- [Task requirements]
Leave out any picture and return the remaining listing below exactly as given.
═══ Source material
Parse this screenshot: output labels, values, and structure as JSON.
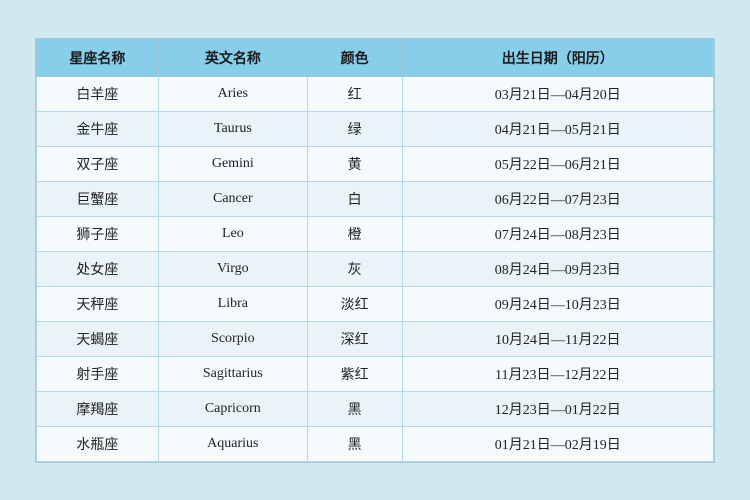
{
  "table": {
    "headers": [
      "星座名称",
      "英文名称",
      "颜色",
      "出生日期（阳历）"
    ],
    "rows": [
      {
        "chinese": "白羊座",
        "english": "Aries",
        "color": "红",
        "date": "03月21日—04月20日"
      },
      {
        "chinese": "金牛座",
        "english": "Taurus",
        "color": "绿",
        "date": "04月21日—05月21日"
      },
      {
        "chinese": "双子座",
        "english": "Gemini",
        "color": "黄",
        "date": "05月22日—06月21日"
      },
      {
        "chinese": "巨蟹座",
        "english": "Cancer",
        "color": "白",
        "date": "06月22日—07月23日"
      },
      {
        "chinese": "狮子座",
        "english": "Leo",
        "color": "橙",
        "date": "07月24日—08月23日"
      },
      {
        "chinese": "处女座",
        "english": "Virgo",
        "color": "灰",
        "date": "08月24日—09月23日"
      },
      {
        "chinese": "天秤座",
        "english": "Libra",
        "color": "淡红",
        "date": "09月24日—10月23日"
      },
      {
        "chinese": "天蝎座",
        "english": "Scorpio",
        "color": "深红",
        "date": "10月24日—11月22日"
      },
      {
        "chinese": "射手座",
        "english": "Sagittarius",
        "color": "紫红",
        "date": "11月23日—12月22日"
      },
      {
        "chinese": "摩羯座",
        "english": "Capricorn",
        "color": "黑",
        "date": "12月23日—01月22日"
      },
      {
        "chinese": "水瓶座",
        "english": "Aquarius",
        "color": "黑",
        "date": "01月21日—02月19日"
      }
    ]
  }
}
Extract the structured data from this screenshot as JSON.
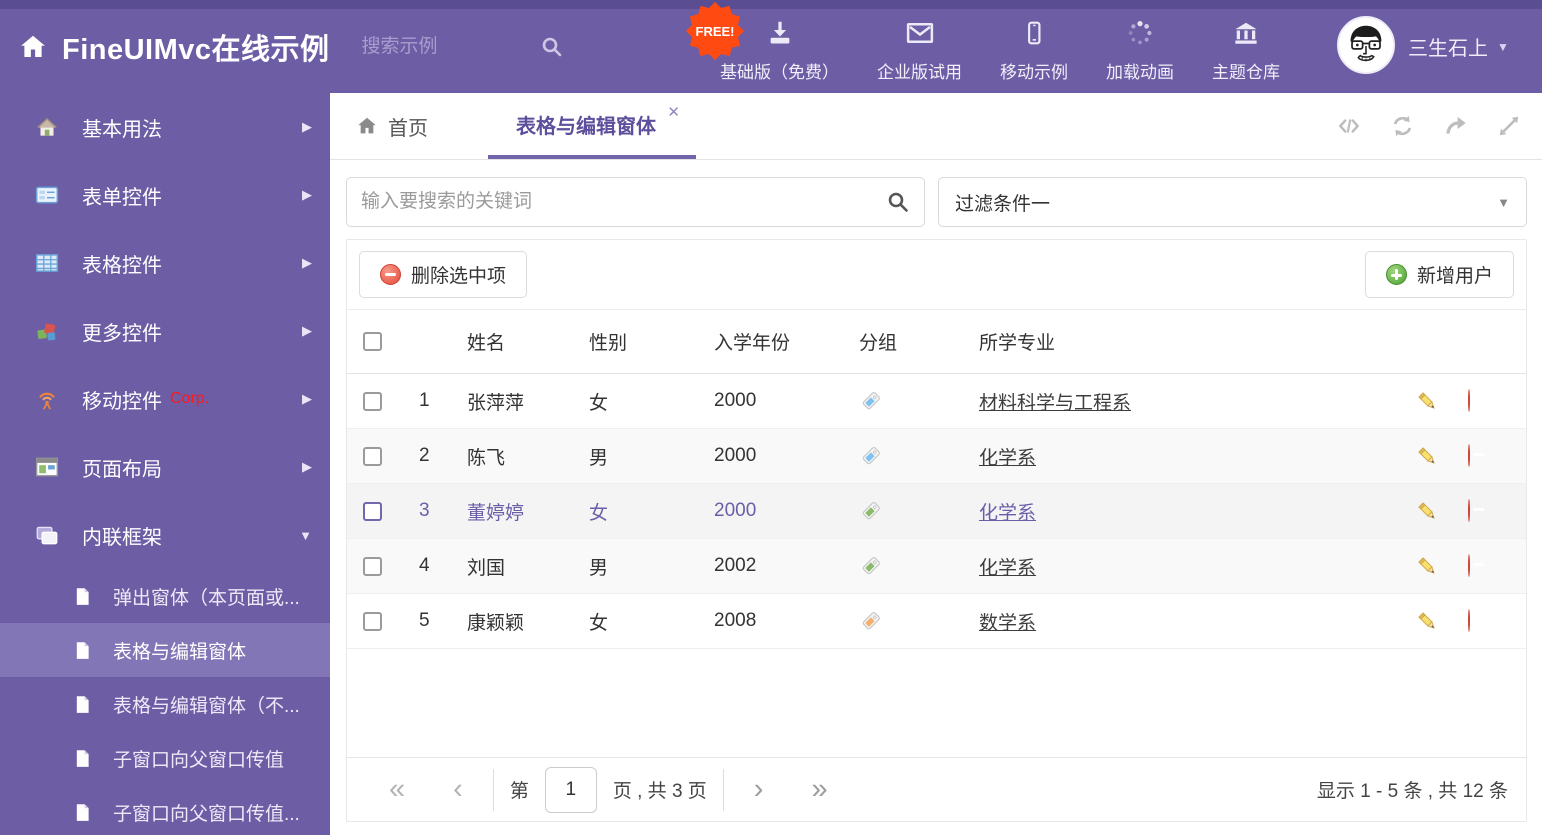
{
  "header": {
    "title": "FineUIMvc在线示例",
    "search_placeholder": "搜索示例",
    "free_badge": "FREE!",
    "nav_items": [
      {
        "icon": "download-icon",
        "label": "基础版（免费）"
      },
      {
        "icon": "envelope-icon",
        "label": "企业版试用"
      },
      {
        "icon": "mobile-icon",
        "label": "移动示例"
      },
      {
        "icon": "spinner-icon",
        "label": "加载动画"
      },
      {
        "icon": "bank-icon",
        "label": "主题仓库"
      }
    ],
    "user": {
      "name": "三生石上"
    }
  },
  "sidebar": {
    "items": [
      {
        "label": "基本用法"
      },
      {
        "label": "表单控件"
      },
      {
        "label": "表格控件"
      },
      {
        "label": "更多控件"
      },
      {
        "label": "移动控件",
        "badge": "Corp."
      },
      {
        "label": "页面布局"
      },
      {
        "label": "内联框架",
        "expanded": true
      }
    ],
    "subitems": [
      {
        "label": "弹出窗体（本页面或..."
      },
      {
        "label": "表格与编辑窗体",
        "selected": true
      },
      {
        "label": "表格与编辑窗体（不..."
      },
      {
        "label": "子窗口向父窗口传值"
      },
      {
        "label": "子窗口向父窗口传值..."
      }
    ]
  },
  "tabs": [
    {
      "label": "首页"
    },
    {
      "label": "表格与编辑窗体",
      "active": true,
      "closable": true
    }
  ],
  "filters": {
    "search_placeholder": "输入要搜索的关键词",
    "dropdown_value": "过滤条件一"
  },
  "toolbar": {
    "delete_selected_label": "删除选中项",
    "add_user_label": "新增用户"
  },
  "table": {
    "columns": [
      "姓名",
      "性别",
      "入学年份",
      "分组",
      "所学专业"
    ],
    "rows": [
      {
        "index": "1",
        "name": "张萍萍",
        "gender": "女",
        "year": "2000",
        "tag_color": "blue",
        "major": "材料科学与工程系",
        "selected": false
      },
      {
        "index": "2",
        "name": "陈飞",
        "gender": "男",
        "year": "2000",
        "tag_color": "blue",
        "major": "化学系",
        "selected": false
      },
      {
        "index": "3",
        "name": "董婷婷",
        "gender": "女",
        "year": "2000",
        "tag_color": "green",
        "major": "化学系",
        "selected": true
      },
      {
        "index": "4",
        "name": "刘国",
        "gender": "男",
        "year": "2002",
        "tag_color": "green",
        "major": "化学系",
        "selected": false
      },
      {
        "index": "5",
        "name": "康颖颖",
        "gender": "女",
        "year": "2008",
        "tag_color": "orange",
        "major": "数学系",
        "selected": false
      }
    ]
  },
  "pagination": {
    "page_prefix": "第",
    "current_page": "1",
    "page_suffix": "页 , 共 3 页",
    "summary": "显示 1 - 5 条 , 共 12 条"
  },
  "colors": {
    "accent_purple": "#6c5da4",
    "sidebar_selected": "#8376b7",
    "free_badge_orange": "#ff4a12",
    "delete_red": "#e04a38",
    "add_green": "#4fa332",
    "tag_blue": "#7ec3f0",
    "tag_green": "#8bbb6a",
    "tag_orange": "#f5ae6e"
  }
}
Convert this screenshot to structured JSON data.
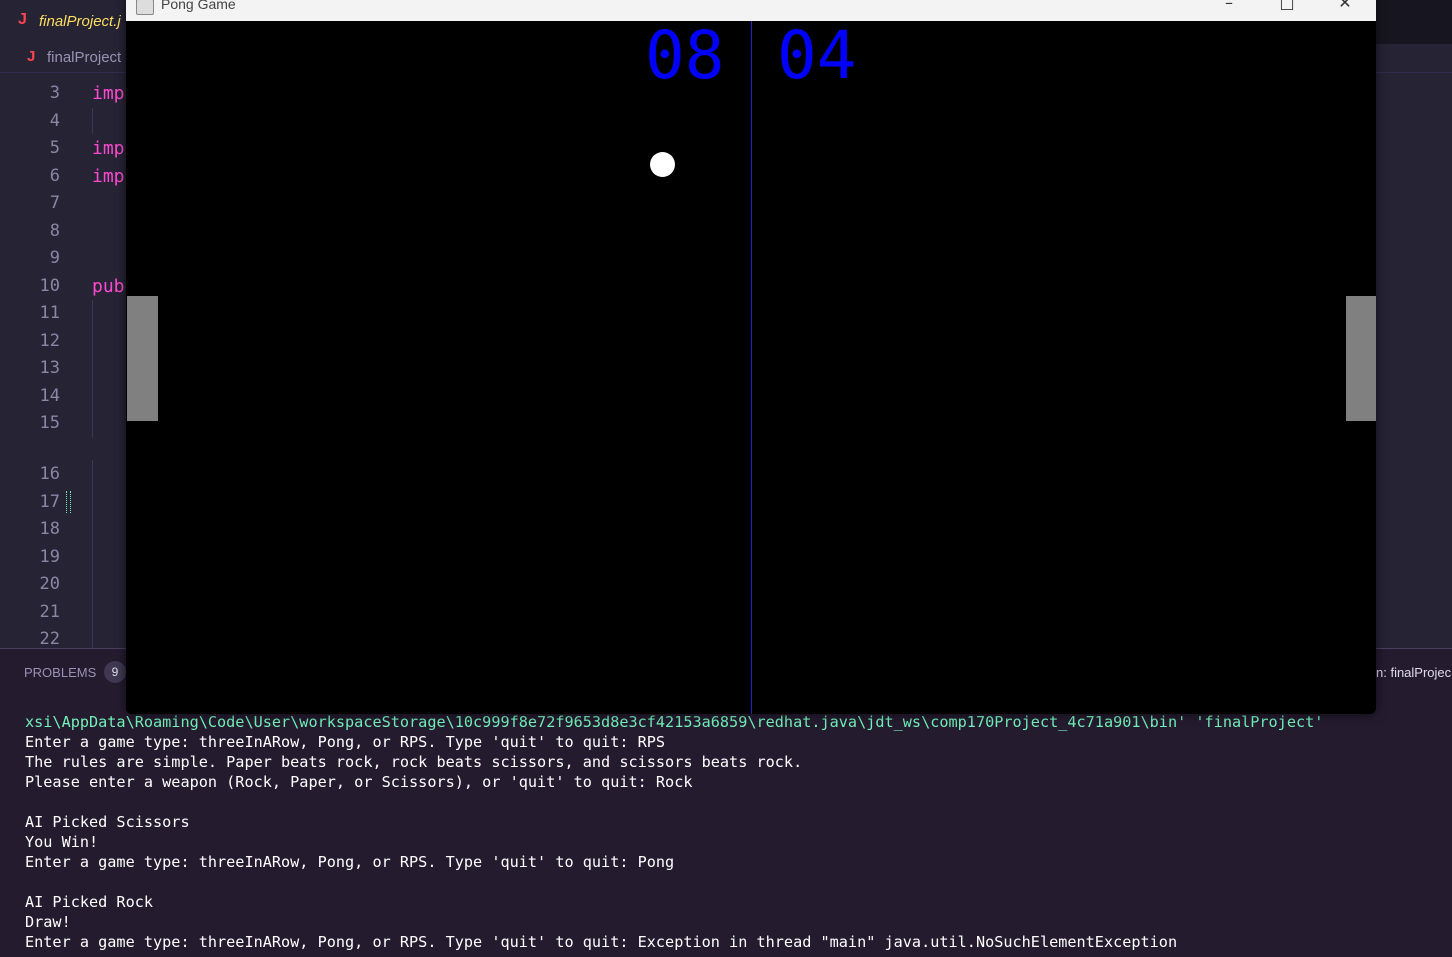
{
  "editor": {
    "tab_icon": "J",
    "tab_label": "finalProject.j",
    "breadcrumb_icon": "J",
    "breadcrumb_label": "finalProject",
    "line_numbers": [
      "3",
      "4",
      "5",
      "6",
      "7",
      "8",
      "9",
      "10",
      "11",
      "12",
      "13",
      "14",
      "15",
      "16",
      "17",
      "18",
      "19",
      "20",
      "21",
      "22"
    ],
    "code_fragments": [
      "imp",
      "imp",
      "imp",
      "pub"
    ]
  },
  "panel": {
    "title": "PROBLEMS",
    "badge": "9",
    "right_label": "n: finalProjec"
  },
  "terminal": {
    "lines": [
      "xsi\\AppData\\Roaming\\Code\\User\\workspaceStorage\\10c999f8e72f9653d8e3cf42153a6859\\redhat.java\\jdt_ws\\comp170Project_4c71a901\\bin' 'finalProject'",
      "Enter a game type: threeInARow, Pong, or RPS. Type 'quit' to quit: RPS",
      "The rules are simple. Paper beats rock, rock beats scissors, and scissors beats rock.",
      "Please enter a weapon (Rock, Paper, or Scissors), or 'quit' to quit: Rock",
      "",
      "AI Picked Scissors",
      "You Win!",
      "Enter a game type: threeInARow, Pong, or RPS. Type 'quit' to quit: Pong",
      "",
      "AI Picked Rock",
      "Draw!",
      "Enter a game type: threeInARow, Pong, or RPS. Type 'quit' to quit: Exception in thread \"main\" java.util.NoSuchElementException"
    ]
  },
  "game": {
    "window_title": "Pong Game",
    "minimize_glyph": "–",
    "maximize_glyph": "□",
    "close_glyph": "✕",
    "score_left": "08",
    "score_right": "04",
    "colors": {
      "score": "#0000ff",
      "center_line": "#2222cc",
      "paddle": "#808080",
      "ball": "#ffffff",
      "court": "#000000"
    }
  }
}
══════
- [Solution to the exercise]
Parse this screenshot: output labels, values, and structure as JSON.
{
  "table": {
    "headers": [
      "星座名称",
      "英文名称",
      "颜色",
      "出生日期（阳历）"
    ],
    "rows": [
      {
        "chinese": "白羊座",
        "english": "Aries",
        "color": "红",
        "date": "03月21日—04月20日"
      },
      {
        "chinese": "金牛座",
        "english": "Taurus",
        "color": "绿",
        "date": "04月21日—05月21日"
      },
      {
        "chinese": "双子座",
        "english": "Gemini",
        "color": "黄",
        "date": "05月22日—06月21日"
      },
      {
        "chinese": "巨蟹座",
        "english": "Cancer",
        "color": "白",
        "date": "06月22日—07月23日"
      },
      {
        "chinese": "狮子座",
        "english": "Leo",
        "color": "橙",
        "date": "07月24日—08月23日"
      },
      {
        "chinese": "处女座",
        "english": "Virgo",
        "color": "灰",
        "date": "08月24日—09月23日"
      },
      {
        "chinese": "天秤座",
        "english": "Libra",
        "color": "淡红",
        "date": "09月24日—10月23日"
      },
      {
        "chinese": "天蝎座",
        "english": "Scorpio",
        "color": "深红",
        "date": "10月24日—11月22日"
      },
      {
        "chinese": "射手座",
        "english": "Sagittarius",
        "color": "紫红",
        "date": "11月23日—12月22日"
      },
      {
        "chinese": "摩羯座",
        "english": "Capricorn",
        "color": "黑",
        "date": "12月23日—01月22日"
      },
      {
        "chinese": "水瓶座",
        "english": "Aquarius",
        "color": "黑",
        "date": "01月21日—02月19日"
      }
    ]
  }
}
Extract the structured data from this screenshot as JSON.
{
  "header": {
    "title": "FineUIMvc在线示例",
    "search_placeholder": "搜索示例",
    "free_badge": "FREE!",
    "nav_items": [
      {
        "icon": "download-icon",
        "label": "基础版（免费）"
      },
      {
        "icon": "envelope-icon",
        "label": "企业版试用"
      },
      {
        "icon": "mobile-icon",
        "label": "移动示例"
      },
      {
        "icon": "spinner-icon",
        "label": "加载动画"
      },
      {
        "icon": "bank-icon",
        "label": "主题仓库"
      }
    ],
    "user": {
      "name": "三生石上"
    }
  },
  "sidebar": {
    "items": [
      {
        "label": "基本用法"
      },
      {
        "label": "表单控件"
      },
      {
        "label": "表格控件"
      },
      {
        "label": "更多控件"
      },
      {
        "label": "移动控件",
        "badge": "Corp."
      },
      {
        "label": "页面布局"
      },
      {
        "label": "内联框架",
        "expanded": true
      }
    ],
    "subitems": [
      {
        "label": "弹出窗体（本页面或..."
      },
      {
        "label": "表格与编辑窗体",
        "selected": true
      },
      {
        "label": "表格与编辑窗体（不..."
      },
      {
        "label": "子窗口向父窗口传值"
      },
      {
        "label": "子窗口向父窗口传值..."
      }
    ]
  },
  "tabs": [
    {
      "label": "首页"
    },
    {
      "label": "表格与编辑窗体",
      "active": true,
      "closable": true
    }
  ],
  "filters": {
    "search_placeholder": "输入要搜索的关键词",
    "dropdown_value": "过滤条件一"
  },
  "toolbar": {
    "delete_selected_label": "删除选中项",
    "add_user_label": "新增用户"
  },
  "table": {
    "columns": [
      "姓名",
      "性别",
      "入学年份",
      "分组",
      "所学专业"
    ],
    "rows": [
      {
        "index": "1",
        "name": "张萍萍",
        "gender": "女",
        "year": "2000",
        "tag_color": "blue",
        "major": "材料科学与工程系",
        "selected": false
      },
      {
        "index": "2",
        "name": "陈飞",
        "gender": "男",
        "year": "2000",
        "tag_color": "blue",
        "major": "化学系",
        "selected": false
      },
      {
        "index": "3",
        "name": "董婷婷",
        "gender": "女",
        "year": "2000",
        "tag_color": "green",
        "major": "化学系",
        "selected": true
      },
      {
        "index": "4",
        "name": "刘国",
        "gender": "男",
        "year": "2002",
        "tag_color": "green",
        "major": "化学系",
        "selected": false
      },
      {
        "index": "5",
        "name": "康颖颖",
        "gender": "女",
        "year": "2008",
        "tag_color": "orange",
        "major": "数学系",
        "selected": false
      }
    ]
  },
  "pagination": {
    "page_prefix": "第",
    "current_page": "1",
    "page_suffix": "页 , 共 3 页",
    "summary": "显示 1 - 5 条 , 共 12 条"
  },
  "colors": {
    "accent_purple": "#6c5da4",
    "sidebar_selected": "#8376b7",
    "free_badge_orange": "#ff4a12",
    "delete_red": "#e04a38",
    "add_green": "#4fa332",
    "tag_blue": "#7ec3f0",
    "tag_green": "#8bbb6a",
    "tag_orange": "#f5ae6e"
  }
}
Convert this screenshot to structured JSON data.
{
  "editor": {
    "tab_icon": "J",
    "tab_label": "finalProject.j",
    "breadcrumb_icon": "J",
    "breadcrumb_label": "finalProject",
    "line_numbers": [
      "3",
      "4",
      "5",
      "6",
      "7",
      "8",
      "9",
      "10",
      "11",
      "12",
      "13",
      "14",
      "15",
      "16",
      "17",
      "18",
      "19",
      "20",
      "21",
      "22"
    ],
    "code_fragments": [
      "imp",
      "imp",
      "imp",
      "pub"
    ]
  },
  "panel": {
    "title": "PROBLEMS",
    "badge": "9",
    "right_label": "n: finalProjec"
  },
  "terminal": {
    "lines": [
      "xsi\\AppData\\Roaming\\Code\\User\\workspaceStorage\\10c999f8e72f9653d8e3cf42153a6859\\redhat.java\\jdt_ws\\comp170Project_4c71a901\\bin' 'finalProject'",
      "Enter a game type: threeInARow, Pong, or RPS. Type 'quit' to quit: RPS",
      "The rules are simple. Paper beats rock, rock beats scissors, and scissors beats rock.",
      "Please enter a weapon (Rock, Paper, or Scissors), or 'quit' to quit: Rock",
      "",
      "AI Picked Scissors",
      "You Win!",
      "Enter a game type: threeInARow, Pong, or RPS. Type 'quit' to quit: Pong",
      "",
      "AI Picked Rock",
      "Draw!",
      "Enter a game type: threeInARow, Pong, or RPS. Type 'quit' to quit: Exception in thread \"main\" java.util.NoSuchElementException"
    ]
  },
  "game": {
    "window_title": "Pong Game",
    "minimize_glyph": "–",
    "maximize_glyph": "□",
    "close_glyph": "✕",
    "score_left": "08",
    "score_right": "04",
    "colors": {
      "score": "#0000ff",
      "center_line": "#2222cc",
      "paddle": "#808080",
      "ball": "#ffffff",
      "court": "#000000"
    }
  }
}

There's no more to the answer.